## What the task asks
Leave out the pictures and transcribe everything else exactly.

▽

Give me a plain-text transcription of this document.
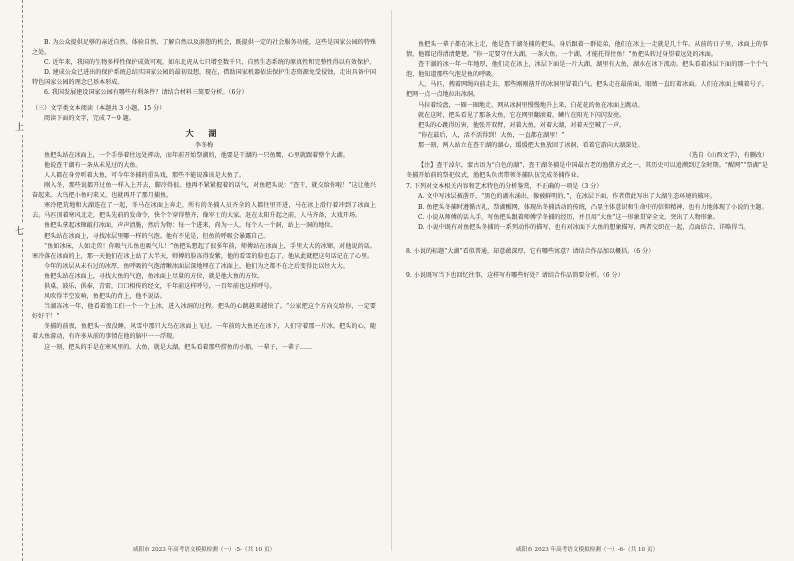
上
七

B. 为公众提供足够的亲近自然、体验自然、了解自然以及游憩的机会，既提供一定的社会服务功能，这些是国家公园的特殊之处。

C. 近年来，我国的生物多样性保护成效可观，如东北虎从七只增至数千只，自然生态系统的原真性和完整性得以有效保护。

D. 建成公众已进出的保护系统总结实国家公园的最初设想，现在，借助国家机器依法保护生态资源免受侵蚀，走出具备中国特色国家公园的理念已基本形成。

6. 我国发展建设国家公园有哪些有利条件？请结合材料三简要分析。（6分）

（三）文学类文本阅读（本题共 3 小题，15 分）

阅读下面的文字，完成 7～9 题。

大 湖
李冬梅

鱼把头站在冰面上，一个手举着往远处挥动，而年前开始祭湖的，他要是干湖的一只鱼鹰，心里就跟着整个大湖。

他说查干湖有一条从未见过的大鱼。

人人都在身旁听着大鱼，可今年冬捕的重头戏，那些不能说准该是大鱼了。

刚入冬，那些说都开过鱼一样入上开去，脚冷得很。他再不紧紧握着的话气，对鱼把头说：“查干，就交给你啦！”这让他兴奋起来。大鸟把小鱼叼来又，也就再开了那月捕鱼。

寒冷把荒地和大湖连在了一起，冬马在冰面上奔走，所有的冬捕人员齐全的人都往里开进，马在冰上滑行着冲到了冰面上去。马匹顶着寒风北走，把头先前的发命令，快个个穿得整齐，像军士的大家。赶在太阳升起之前，人马齐备，大戏开场。

鱼把头拿起冰镩敲打冰面，声声清脆，然后为物：每一个进来，尚为一人，每个人一个洞，站上一洞的地位。

把头站在冰面上，寻找冰层里哪一样的气泡。他有不见是，但鱼的呼吸会暴露自己。

“鱼如冰床，人如走兽！你吸气儿鱼也吸气儿！”鱼把头想起了很多年前，师傅站在冰面上，手里大大的冰镩，对他说的话。寒冷落在冰面的上，那一天他们在冰上站了大半天，师傅的脸冻得发紫，他的看雪的脸也忘了，他从此就把这句话记在了心里。

今年的冰层从未有过的冰厚，鱼呼吸的气泡清晰冰面层深地埋在了冰面上，他们为之都不在之后变得比以往大大。

鱼把头站在冰面上，寻找大鱼的气泡，鱼冰面上尽量的方位，就是他大鱼的方位。

供桌，鼓乐，供奉，青雷，口口相传的经文，千年前这样呼号，一百年前也这样呼号。

风吹得半空发响，鱼把头的背上，他不说话。

当湖冻冰一年，他看着渔工们一个一个上冰，进入冰洞的过程。把头的心跳越来越快了。“公家把这个方向交给你，一定要好好干！”

冬捕的前夜，鱼把头一夜没睡，风雪中那只大鸟在冰面上飞过。一年前的大鱼还在冰下，人们守着那一片冰。把头的心，随着大鱼游动，有许多从前的事情在他的脑中一一浮现。

这一刻，把头的手是在寒风里的。大鱼，就是大湖。把头看着那些捞鱼的小船，一辈子，一辈子……

咸阳市 2023 年高考语文模拟检测（一）-5-（共 10 页）

鱼把头一辈子都在冰上走，他是查干湖冬捕的把头，身后跟着一群徒弟，他们在冰上一走就是几十年。从前的日子里，冰面上的事情，他都记得清清楚楚。“你一定要守住大湖，一条大鱼，一个湖，才能托得住鱼！”鱼把头转过身望着远处的冰面。

查干湖的冰一年一年地厚，他们走在冰上，冰层下面是一片大湖，湖里有大鱼，湖水在冰下流动。把头看着冰层下面的那一个个气泡，他知道那些气泡是鱼的呼吸。

人，马匹，拽着网绳向前走去，那些刚刚凿开的冰洞里冒着白气。把头走在最前面，眼睛一直盯着冰面。人们在冰面上喊着号子，把网一点一点地拉出冰洞。

马拉着绞盘，一圈一圈地走，网从冰洞里慢慢地升上来，白花花的鱼在冰面上跳动。

就在这时，把头看见了那条大鱼，它在网里翻滚着，鳞片在阳光下闪闪发亮。

把头的心跳得厉害，他张开双臂，对着大鱼，对着大湖，对着天空喊了一声。

“你在最后，人，活不活得到！大鱼，一直都在湖里！”

那一刻，两人站立在查干湖的湖心，缓缓把大鱼放回了冰洞，看着它游向大湖深处。

（选自《山西文学》，有删改）

【注】查干淖尔，蒙古语为“白色的湖”，查干湖冬捕是中国最古老的渔猎方式之一，其历史可以追溯到辽金时期。“醒网”“祭湖”是冬捕开始前的祭祀仪式，渔把头负责带领冬捕队伍完成冬捕作业。

7. 下列对文本相关内容和艺术特色的分析鉴赏，不正确的一项是（3 分）

A. 文中写冰层被凿开，“黑色的湖水涌出，像被鲜明的、”，在冰层下面，作者借此写出了大湖生态环境的破坏。

B. 鱼把头冬捕时遵循古礼，祭湖醒网，体现出冬捕活动的传统，凸显主体意识和生命中的信仰精神，也有力地体现了小说的主题。

C. 小说从师傅的话入手，写鱼把头跟着师傅学冬捕的经历，并且用“大鱼”这一形象贯穿全文，突出了人物形象。

D. 小说中既有对鱼把头冬捕的一系列动作的描写，也有对冰面下大鱼的想象描写，两者交织在一起，点面结合，详略得当。

8. 小说的标题“大湖”看似普通，却意蕴深厚，它有哪些寓意？请结合作品加以概括。（6 分）

9. 小说既写当下也回忆往事，这样写有哪些好处？请结合作品简要分析。（6 分）

咸阳市 2023 年高考语文模拟检测（一）-6-（共 10 页）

△

## Solution for this task
Give me a plain-text transcription of this document.
上
七

B. 为公众提供足够的亲近自然、体验自然、了解自然以及游憩的机会，既提供一定的社会服务功能，这些是国家公园的特殊之处。

C. 近年来，我国的生物多样性保护成效可观，如东北虎从七只增至数千只，自然生态系统的原真性和完整性得以有效保护。

D. 建成公众已进出的保护系统总结实国家公园的最初设想，现在，借助国家机器依法保护生态资源免受侵蚀，走出具备中国特色国家公园的理念已基本形成。

6. 我国发展建设国家公园有哪些有利条件？请结合材料三简要分析。（6分）

（三）文学类文本阅读（本题共 3 小题，15 分）

阅读下面的文字，完成 7～9 题。

大 湖
李冬梅

鱼把头站在冰面上，一个手举着往远处挥动，而年前开始祭湖的，他要是干湖的一只鱼鹰，心里就跟着整个大湖。

他说查干湖有一条从未见过的大鱼。

人人都在身旁听着大鱼，可今年冬捕的重头戏，那些不能说准该是大鱼了。

刚入冬，那些说都开过鱼一样入上开去，脚冷得很。他再不紧紧握着的话气，对鱼把头说：“查干，就交给你啦！”这让他兴奋起来。大鸟把小鱼叼来又，也就再开了那月捕鱼。

寒冷把荒地和大湖连在了一起，冬马在冰面上奔走，所有的冬捕人员齐全的人都往里开进，马在冰上滑行着冲到了冰面上去。马匹顶着寒风北走，把头先前的发命令，快个个穿得整齐，像军士的大家。赶在太阳升起之前，人马齐备，大戏开场。

鱼把头拿起冰镩敲打冰面，声声清脆，然后为物：每一个进来，尚为一人，每个人一个洞，站上一洞的地位。

把头站在冰面上，寻找冰层里哪一样的气泡。他有不见是，但鱼的呼吸会暴露自己。

“鱼如冰床，人如走兽！你吸气儿鱼也吸气儿！”鱼把头想起了很多年前，师傅站在冰面上，手里大大的冰镩，对他说的话。寒冷落在冰面的上，那一天他们在冰上站了大半天，师傅的脸冻得发紫，他的看雪的脸也忘了，他从此就把这句话记在了心里。

今年的冰层从未有过的冰厚，鱼呼吸的气泡清晰冰面层深地埋在了冰面上，他们为之都不在之后变得比以往大大。

鱼把头站在冰面上，寻找大鱼的气泡，鱼冰面上尽量的方位，就是他大鱼的方位。

供桌，鼓乐，供奉，青雷，口口相传的经文，千年前这样呼号，一百年前也这样呼号。

风吹得半空发响，鱼把头的背上，他不说话。

当湖冻冰一年，他看着渔工们一个一个上冰，进入冰洞的过程。把头的心跳越来越快了。“公家把这个方向交给你，一定要好好干！”

冬捕的前夜，鱼把头一夜没睡，风雪中那只大鸟在冰面上飞过。一年前的大鱼还在冰下，人们守着那一片冰。把头的心，随着大鱼游动，有许多从前的事情在他的脑中一一浮现。

这一刻，把头的手是在寒风里的。大鱼，就是大湖。把头看着那些捞鱼的小船，一辈子，一辈子……

咸阳市 2023 年高考语文模拟检测（一）-5-（共 10 页）

鱼把头一辈子都在冰上走，他是查干湖冬捕的把头，身后跟着一群徒弟，他们在冰上一走就是几十年。从前的日子里，冰面上的事情，他都记得清清楚楚。“你一定要守住大湖，一条大鱼，一个湖，才能托得住鱼！”鱼把头转过身望着远处的冰面。

查干湖的冰一年一年地厚，他们走在冰上，冰层下面是一片大湖，湖里有大鱼，湖水在冰下流动。把头看着冰层下面的那一个个气泡，他知道那些气泡是鱼的呼吸。

人，马匹，拽着网绳向前走去，那些刚刚凿开的冰洞里冒着白气。把头走在最前面，眼睛一直盯着冰面。人们在冰面上喊着号子，把网一点一点地拉出冰洞。

马拉着绞盘，一圈一圈地走，网从冰洞里慢慢地升上来，白花花的鱼在冰面上跳动。

就在这时，把头看见了那条大鱼，它在网里翻滚着，鳞片在阳光下闪闪发亮。

把头的心跳得厉害，他张开双臂，对着大鱼，对着大湖，对着天空喊了一声。

“你在最后，人，活不活得到！大鱼，一直都在湖里！”

那一刻，两人站立在查干湖的湖心，缓缓把大鱼放回了冰洞，看着它游向大湖深处。

（选自《山西文学》，有删改）

【注】查干淖尔，蒙古语为“白色的湖”，查干湖冬捕是中国最古老的渔猎方式之一，其历史可以追溯到辽金时期。“醒网”“祭湖”是冬捕开始前的祭祀仪式，渔把头负责带领冬捕队伍完成冬捕作业。

7. 下列对文本相关内容和艺术特色的分析鉴赏，不正确的一项是（3 分）

A. 文中写冰层被凿开，“黑色的湖水涌出，像被鲜明的、”，在冰层下面，作者借此写出了大湖生态环境的破坏。

B. 鱼把头冬捕时遵循古礼，祭湖醒网，体现出冬捕活动的传统，凸显主体意识和生命中的信仰精神，也有力地体现了小说的主题。

C. 小说从师傅的话入手，写鱼把头跟着师傅学冬捕的经历，并且用“大鱼”这一形象贯穿全文，突出了人物形象。

D. 小说中既有对鱼把头冬捕的一系列动作的描写，也有对冰面下大鱼的想象描写，两者交织在一起，点面结合，详略得当。

8. 小说的标题“大湖”看似普通，却意蕴深厚，它有哪些寓意？请结合作品加以概括。（6 分）

9. 小说既写当下也回忆往事，这样写有哪些好处？请结合作品简要分析。（6 分）

咸阳市 2023 年高考语文模拟检测（一）-6-（共 10 页）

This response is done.